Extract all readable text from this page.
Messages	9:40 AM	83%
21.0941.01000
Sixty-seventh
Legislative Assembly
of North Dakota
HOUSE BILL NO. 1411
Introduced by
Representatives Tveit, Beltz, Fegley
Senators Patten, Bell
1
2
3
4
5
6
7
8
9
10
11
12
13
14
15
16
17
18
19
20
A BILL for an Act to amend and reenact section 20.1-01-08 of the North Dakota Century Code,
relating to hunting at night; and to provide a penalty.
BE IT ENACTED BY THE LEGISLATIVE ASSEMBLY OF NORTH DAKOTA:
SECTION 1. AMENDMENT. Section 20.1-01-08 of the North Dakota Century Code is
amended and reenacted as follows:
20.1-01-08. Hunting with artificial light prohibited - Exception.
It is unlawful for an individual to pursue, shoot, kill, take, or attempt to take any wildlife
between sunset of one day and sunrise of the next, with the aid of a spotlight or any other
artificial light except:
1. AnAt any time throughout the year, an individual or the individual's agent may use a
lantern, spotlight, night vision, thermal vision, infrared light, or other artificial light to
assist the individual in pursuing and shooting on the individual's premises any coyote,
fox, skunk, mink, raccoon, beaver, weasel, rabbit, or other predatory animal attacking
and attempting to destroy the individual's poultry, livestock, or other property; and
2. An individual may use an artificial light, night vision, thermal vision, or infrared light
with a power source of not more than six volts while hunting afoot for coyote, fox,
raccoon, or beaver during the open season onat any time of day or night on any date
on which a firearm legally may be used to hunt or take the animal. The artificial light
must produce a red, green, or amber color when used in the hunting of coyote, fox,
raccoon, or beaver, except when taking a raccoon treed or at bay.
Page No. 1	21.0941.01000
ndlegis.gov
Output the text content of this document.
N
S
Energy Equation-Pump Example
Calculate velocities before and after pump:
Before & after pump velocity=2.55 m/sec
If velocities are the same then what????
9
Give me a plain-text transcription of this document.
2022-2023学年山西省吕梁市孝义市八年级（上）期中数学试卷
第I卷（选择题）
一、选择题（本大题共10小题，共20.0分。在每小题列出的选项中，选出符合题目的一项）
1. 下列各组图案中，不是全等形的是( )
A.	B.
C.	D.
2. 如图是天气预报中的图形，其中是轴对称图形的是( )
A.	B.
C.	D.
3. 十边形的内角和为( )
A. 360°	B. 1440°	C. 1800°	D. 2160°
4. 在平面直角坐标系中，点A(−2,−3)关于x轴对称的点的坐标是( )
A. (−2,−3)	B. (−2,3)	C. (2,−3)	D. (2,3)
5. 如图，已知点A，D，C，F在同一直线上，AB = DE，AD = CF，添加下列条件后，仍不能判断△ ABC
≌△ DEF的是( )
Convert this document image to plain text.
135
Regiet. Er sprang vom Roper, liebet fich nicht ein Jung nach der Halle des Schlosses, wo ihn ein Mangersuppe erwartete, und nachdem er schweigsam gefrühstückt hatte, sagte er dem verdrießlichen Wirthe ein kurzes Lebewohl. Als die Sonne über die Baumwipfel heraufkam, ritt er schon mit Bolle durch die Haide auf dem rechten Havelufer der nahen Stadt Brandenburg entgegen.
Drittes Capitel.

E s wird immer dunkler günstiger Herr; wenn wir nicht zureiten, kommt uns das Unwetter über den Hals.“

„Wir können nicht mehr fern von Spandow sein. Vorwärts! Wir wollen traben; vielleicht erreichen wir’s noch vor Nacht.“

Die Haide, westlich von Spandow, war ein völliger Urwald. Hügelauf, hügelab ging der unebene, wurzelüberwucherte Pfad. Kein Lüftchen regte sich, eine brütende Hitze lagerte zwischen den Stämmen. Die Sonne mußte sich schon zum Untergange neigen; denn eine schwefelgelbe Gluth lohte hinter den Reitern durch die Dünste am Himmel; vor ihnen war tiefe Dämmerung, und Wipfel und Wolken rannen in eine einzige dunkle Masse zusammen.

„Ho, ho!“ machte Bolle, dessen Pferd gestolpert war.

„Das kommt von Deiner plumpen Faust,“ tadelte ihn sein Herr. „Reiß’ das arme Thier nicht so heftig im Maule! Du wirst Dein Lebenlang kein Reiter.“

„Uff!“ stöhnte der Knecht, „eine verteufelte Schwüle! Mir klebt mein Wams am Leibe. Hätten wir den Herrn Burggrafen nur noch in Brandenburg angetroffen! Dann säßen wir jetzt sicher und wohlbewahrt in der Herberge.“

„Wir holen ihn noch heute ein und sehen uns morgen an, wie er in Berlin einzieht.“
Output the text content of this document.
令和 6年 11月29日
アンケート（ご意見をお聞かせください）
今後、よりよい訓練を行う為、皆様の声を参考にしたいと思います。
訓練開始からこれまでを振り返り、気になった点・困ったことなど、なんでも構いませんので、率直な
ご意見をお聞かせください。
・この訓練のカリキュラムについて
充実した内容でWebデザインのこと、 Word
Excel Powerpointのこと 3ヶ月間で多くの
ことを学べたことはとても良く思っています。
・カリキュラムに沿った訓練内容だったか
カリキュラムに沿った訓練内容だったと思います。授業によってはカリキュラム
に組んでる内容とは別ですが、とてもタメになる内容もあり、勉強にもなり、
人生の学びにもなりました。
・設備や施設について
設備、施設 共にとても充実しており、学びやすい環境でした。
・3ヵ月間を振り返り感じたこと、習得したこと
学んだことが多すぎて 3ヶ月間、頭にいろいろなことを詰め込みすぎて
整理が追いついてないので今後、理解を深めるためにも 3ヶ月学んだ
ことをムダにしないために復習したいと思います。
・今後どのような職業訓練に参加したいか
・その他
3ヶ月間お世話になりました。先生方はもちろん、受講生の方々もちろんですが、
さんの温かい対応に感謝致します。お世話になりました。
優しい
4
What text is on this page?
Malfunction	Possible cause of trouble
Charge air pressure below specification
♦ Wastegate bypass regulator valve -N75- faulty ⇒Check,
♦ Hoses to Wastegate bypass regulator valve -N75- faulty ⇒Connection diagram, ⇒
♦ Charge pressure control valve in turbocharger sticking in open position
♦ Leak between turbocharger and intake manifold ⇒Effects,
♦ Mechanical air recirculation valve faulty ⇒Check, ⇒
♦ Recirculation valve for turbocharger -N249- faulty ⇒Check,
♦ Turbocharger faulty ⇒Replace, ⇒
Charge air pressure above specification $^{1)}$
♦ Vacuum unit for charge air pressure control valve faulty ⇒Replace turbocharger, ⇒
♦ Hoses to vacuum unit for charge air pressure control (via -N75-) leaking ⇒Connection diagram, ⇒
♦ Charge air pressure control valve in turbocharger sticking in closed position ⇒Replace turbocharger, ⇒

----------

Task brief: From the entries above, collect every line with the string "this" in it.

Answer:
Extract all readable text from this page.
Output the text content of this document.
Give me a plain-text transcription of this document.
Convert this document image to plain text.
Output the text content of this document.
What text is on this page?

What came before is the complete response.